TEXT:
* * * *

The GPU BIOS is modded, that's why the incorrect values for base clocks.
(click on images)


----------



## aaronramsdell (Sep 28, 2016)

This is a Stock EVGA GTX-960 SSC downclocked toward reference.


----------



## Durvelle27 (Sep 29, 2016)




----------



## TheHunter (Sep 29, 2016)

Here is mine, not the best though and it shows by OC.. Max I can do is ~ 1475MHz, or I would need to unlock higher voltage (its locked to 1.230v)


----------



## ixi (Sep 30, 2016)

http://imgur.com/RsurRi7

No ASIC for my GTX 1070, loled.


----------



## puma99dk| (Sep 30, 2016)

ixi said:


> http://imgur.com/RsurRi7
> 
> No ASIC for my GTX 1070, loled.



The whole 10-series has this problem in GPU-Z, we need @W1zzard to find time to make it work, he is best but also a very busy guy so give him time, I am sure if it's possible he will get around it


----------



## erocker (Sep 30, 2016)

No need to reply to the off-topic argument baiter... You can't anyways, I just removed their posts. 

Cleaning thread, please stay on topic.

* * * *

WORKING DATA:
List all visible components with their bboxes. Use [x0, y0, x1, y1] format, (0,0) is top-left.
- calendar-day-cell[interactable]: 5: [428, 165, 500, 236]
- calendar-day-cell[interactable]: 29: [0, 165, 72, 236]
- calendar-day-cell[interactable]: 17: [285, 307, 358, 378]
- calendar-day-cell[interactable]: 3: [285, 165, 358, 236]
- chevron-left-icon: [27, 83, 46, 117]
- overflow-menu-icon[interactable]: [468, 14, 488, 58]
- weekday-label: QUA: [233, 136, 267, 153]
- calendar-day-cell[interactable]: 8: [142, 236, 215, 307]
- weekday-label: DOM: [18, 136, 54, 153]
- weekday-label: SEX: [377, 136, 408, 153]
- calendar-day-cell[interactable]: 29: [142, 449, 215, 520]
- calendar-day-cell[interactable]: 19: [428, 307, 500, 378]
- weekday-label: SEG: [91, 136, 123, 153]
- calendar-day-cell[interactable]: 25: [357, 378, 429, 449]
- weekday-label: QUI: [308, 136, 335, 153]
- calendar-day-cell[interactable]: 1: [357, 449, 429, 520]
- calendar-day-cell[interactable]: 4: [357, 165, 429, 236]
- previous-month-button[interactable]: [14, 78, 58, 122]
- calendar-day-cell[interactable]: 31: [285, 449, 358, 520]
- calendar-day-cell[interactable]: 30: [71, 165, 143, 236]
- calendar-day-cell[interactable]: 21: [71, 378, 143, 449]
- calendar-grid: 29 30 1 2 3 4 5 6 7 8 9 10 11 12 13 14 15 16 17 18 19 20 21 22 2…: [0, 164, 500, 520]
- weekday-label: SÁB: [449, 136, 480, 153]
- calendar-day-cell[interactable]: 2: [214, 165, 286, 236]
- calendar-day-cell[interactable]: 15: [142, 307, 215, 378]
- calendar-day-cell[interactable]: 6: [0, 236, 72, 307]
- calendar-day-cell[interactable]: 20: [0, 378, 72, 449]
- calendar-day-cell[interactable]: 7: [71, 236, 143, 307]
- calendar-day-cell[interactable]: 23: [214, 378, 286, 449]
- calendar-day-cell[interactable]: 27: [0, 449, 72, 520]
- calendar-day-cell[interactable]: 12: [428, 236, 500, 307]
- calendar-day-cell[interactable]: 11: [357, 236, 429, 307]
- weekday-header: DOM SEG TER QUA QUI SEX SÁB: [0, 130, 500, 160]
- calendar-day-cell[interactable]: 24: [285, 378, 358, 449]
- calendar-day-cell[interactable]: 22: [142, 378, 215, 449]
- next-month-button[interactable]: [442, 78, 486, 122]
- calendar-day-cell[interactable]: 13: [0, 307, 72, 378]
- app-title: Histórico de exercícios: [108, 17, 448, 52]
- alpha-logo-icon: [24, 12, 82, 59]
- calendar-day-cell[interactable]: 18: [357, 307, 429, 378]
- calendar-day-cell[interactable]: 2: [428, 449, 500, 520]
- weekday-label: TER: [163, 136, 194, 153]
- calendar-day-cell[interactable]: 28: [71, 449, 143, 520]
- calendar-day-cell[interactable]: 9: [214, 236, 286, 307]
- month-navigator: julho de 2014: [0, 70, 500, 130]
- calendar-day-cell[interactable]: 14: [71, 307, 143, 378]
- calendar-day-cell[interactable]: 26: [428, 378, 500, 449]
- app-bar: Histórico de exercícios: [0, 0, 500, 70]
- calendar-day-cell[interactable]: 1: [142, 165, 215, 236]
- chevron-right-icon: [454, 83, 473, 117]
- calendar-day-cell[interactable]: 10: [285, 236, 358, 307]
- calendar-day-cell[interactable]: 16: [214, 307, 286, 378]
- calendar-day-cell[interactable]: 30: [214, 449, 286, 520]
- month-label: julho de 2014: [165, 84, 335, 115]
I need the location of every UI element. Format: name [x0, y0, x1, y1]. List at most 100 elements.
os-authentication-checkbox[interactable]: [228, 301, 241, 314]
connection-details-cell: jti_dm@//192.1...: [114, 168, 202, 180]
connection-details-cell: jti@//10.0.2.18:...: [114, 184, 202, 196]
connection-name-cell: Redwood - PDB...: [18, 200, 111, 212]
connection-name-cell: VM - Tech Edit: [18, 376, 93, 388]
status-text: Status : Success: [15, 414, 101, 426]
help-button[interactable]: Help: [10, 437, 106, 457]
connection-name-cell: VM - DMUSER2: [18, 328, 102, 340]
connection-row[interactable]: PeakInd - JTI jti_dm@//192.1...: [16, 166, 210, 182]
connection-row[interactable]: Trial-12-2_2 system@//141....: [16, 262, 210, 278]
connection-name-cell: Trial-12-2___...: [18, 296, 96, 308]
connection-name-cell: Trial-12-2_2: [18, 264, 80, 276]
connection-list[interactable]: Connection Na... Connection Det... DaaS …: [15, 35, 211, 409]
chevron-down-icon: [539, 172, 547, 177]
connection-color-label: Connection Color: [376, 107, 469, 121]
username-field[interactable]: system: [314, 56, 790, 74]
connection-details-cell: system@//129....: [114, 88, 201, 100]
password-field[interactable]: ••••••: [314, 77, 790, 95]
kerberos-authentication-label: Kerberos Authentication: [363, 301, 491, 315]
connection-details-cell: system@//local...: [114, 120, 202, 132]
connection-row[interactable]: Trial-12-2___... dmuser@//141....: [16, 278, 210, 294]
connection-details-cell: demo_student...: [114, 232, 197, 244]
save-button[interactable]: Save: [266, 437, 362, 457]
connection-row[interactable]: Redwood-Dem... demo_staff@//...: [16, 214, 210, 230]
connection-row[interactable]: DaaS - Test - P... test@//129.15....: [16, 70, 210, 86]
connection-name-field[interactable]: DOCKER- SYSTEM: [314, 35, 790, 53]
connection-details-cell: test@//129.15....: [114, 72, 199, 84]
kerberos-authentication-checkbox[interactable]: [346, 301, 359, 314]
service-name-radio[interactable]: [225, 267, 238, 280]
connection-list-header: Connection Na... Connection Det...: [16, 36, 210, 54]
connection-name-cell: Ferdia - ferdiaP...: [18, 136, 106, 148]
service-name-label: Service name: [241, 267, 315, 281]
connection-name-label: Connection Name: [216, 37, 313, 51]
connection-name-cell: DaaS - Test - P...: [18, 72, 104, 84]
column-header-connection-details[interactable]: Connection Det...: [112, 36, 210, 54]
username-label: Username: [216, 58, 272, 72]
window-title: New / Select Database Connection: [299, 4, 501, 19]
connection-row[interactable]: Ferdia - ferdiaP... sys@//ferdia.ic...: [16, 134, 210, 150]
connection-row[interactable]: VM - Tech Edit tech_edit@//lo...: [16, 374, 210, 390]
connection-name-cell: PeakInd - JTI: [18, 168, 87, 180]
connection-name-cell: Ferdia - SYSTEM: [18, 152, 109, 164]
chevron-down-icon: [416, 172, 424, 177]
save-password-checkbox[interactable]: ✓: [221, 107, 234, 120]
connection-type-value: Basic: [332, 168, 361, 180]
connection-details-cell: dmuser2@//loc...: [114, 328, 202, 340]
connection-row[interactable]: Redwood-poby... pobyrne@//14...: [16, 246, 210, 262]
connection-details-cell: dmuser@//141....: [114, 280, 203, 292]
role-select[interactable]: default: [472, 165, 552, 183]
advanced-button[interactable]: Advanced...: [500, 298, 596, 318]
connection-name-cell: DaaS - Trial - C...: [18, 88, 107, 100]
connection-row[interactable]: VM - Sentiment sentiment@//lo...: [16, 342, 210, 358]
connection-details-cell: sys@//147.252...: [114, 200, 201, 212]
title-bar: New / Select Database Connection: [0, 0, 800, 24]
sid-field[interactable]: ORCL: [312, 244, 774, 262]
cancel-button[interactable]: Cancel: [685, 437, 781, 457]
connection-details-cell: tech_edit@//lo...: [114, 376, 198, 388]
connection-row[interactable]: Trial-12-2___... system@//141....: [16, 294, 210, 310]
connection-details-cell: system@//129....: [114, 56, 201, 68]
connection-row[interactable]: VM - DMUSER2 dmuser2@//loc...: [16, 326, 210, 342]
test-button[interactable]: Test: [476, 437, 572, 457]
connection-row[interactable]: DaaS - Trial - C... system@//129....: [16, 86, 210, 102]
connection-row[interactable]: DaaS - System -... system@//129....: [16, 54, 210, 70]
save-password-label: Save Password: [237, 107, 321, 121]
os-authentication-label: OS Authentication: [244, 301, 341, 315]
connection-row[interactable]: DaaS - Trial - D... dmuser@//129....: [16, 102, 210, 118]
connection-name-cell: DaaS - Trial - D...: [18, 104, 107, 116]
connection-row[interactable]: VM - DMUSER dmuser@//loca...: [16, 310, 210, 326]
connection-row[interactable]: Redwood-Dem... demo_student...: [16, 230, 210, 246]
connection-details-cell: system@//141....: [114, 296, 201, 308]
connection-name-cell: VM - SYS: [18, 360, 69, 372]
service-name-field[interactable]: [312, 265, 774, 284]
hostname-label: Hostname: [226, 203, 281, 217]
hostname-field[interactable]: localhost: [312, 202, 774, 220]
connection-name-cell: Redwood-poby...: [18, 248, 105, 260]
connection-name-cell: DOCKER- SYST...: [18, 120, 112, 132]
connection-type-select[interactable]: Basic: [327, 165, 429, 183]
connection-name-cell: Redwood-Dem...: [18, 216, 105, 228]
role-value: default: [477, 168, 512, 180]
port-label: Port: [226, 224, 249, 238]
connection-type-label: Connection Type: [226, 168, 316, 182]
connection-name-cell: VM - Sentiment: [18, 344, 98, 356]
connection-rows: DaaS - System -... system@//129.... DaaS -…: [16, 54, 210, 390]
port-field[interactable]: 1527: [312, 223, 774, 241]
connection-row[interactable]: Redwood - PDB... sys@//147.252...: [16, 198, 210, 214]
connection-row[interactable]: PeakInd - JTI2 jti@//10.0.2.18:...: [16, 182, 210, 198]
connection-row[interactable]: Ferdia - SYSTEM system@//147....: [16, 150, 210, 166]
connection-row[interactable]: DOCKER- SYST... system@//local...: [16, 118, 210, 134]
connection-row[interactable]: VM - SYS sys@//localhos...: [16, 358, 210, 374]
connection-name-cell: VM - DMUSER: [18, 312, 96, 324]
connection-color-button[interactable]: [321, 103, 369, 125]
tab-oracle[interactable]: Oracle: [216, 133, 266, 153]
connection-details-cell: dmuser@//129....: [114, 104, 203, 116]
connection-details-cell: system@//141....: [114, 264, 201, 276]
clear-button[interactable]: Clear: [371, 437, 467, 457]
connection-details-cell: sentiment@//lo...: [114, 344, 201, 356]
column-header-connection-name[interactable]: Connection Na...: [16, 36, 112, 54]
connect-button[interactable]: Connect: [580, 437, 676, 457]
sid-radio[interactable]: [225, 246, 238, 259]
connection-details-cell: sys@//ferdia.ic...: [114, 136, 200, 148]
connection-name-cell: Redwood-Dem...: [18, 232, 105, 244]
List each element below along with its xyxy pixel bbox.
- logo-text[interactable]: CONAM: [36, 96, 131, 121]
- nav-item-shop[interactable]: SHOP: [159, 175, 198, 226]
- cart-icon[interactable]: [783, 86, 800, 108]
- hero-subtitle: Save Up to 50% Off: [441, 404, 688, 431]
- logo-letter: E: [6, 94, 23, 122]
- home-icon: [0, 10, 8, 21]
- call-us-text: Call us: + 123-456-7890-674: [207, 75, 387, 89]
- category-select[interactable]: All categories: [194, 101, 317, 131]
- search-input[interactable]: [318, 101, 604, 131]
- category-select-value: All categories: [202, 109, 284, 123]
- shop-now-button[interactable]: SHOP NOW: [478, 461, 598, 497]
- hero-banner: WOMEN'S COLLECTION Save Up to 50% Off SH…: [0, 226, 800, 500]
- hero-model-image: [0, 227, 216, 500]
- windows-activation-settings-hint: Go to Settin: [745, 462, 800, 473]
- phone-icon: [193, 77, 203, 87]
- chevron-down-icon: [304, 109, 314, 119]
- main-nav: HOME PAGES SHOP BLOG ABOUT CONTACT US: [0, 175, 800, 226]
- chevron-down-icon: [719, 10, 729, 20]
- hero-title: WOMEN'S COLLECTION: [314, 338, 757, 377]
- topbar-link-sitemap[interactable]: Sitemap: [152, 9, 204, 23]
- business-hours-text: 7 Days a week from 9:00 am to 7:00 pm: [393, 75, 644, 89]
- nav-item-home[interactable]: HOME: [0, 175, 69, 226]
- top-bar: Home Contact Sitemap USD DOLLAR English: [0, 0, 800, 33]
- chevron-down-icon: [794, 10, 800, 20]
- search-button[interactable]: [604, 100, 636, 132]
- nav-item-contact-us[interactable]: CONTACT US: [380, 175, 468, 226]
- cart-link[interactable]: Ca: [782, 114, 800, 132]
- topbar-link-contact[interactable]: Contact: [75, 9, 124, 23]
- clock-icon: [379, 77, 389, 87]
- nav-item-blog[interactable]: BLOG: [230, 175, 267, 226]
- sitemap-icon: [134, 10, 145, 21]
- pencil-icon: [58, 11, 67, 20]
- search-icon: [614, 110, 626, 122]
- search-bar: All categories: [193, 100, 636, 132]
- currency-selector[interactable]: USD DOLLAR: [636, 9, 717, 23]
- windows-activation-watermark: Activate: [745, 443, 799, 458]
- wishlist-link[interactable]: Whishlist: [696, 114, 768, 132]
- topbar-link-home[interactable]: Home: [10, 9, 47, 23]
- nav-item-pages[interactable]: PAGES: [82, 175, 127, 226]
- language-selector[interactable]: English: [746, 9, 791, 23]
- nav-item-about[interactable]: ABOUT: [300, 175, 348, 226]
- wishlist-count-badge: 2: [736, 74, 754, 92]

* * * *

REQUIREMENTS:
- A) Convert the records, from their first line through the line containing "- calendar-day-cell[interactable]: 12: [428, 236, 500, 307]" (both included), into a Markdown table with the columns Row and Entry, giving each line's running number under Row and the line under Entry. Leave out any blank lines.
- B) Continue the forum thread on GPU clocks and ASIC readings in GPU-Z from the point where it stops.

FINAL ANSWERS:
- A)
| Row | Entry |
|---|---|
| 1 | List all visible components with their bboxes. Use [x0, y0, x1, y1] format, (0,0) is top-left. |
| 2 | - calendar-day-cell[interactable]: 5: [428, 165, 500, 236] |
| 3 | - calendar-day-cell[interactable]: 29: [0, 165, 72, 236] |
| 4 | - calendar-day-cell[interactable]: 17: [285, 307, 358, 378] |
| 5 | - calendar-day-cell[interactable]: 3: [285, 165, 358, 236] |
| 6 | - chevron-left-icon: [27, 83, 46, 117] |
| 7 | - overflow-menu-icon[interactable]: [468, 14, 488, 58] |
| 8 | - weekday-label: QUA: [233, 136, 267, 153] |
| 9 | - calendar-day-cell[interactable]: 8: [142, 236, 215, 307] |
| 10 | - weekday-label: DOM: [18, 136, 54, 153] |
| 11 | - weekday-label: SEX: [377, 136, 408, 153] |
| 12 | - calendar-day-cell[interactable]: 29: [142, 449, 215, 520] |
| 13 | - calendar-day-cell[interactable]: 19: [428, 307, 500, 378] |
| 14 | - weekday-label: SEG: [91, 136, 123, 153] |
| 15 | - calendar-day-cell[interactable]: 25: [357, 378, 429, 449] |
| 16 | - weekday-label: QUI: [308, 136, 335, 153] |
| 17 | - calendar-day-cell[interactable]: 1: [357, 449, 429, 520] |
| 18 | - calendar-day-cell[interactable]: 4: [357, 165, 429, 236] |
| 19 | - previous-month-button[interactable]: [14, 78, 58, 122] |
| 20 | - calendar-day-cell[interactable]: 31: [285, 449, 358, 520] |
| 21 | - calendar-day-cell[interactable]: 30: [71, 165, 143, 236] |
| 22 | - calendar-day-cell[interactable]: 21: [71, 378, 143, 449] |
| 23 | - calendar-grid: 29 30 1 2 3 4 5 6 7 8 9 10 11 12 13 14 15 16 17 18 19 20 21 22 2…: [0, 164, 500, 520] |
| 24 | - weekday-label: SÁB: [449, 136, 480, 153] |
| 25 | - calendar-day-cell[interactable]: 2: [214, 165, 286, 236] |
| 26 | - calendar-day-cell[interactable]: 15: [142, 307, 215, 378] |
| 27 | - calendar-day-cell[interactable]: 6: [0, 236, 72, 307] |
| 28 | - calendar-day-cell[interactable]: 20: [0, 378, 72, 449] |
| 29 | - calendar-day-cell[interactable]: 7: [71, 236, 143, 307] |
| 30 | - calendar-day-cell[interactable]: 23: [214, 378, 286, 449] |
| 31 | - calendar-day-cell[interactable]: 27: [0, 449, 72, 520] |
| 32 | - calendar-day-cell[interactable]: 12: [428, 236, 500, 307] |

- B)
----------



## bill1971 (Nov 4, 2016)




----------



## chaosmassive (Nov 4, 2016)

I can mod it to 0.9 v with 1045/2000 Mhz memory clock for ETH mining with power usage of ~85W
right now I decided it put it on stock for awhile


----------



## infrared (Nov 4, 2016)

My two GTX Titans, the one with the better asic quality is an evga sc card, the other is a vanilla nvidia card. On 1.213v set in afterburner the SC card is stable at 1202mhz and the other is only good for 1150mhz. Quite a big difference.

PS: ignore the Asus vendor id, they both have modded bioses by svl7 on them.


----------



## MacNavy (Nov 6, 2016)

60.3% unlucky...


----------



## Nicholas Peyton (Nov 13, 2016)

why are higher ASIC quality cards not as good at overclocking on LN2? isn't that back-to-front?


----------



## Vellinious (Nov 13, 2016)

Used to be that way....didn't really hold true for Maxwell.


----------



## NinkobEi (Nov 15, 2016)

I guess there's a rumor that low-ASIC Furys overclock better than higher ones. Well I can confirm that is a huge lie - for my card. I can't get past 1108 no matter how much voltage I put, heat doesnt seem to be an issue..I dont hit over 67degrees. My asic score is in the bottom ~1% so maybe there is some kind of cut off point


----------



## stefanels (Nov 19, 2016)

ZOTAC GTX 970 AMP Extreme Edition


----------



## Flukelsx (Nov 20, 2016)

Not sure what this means, but here's mine.


----------



## Laurijan (Dec 3, 2016)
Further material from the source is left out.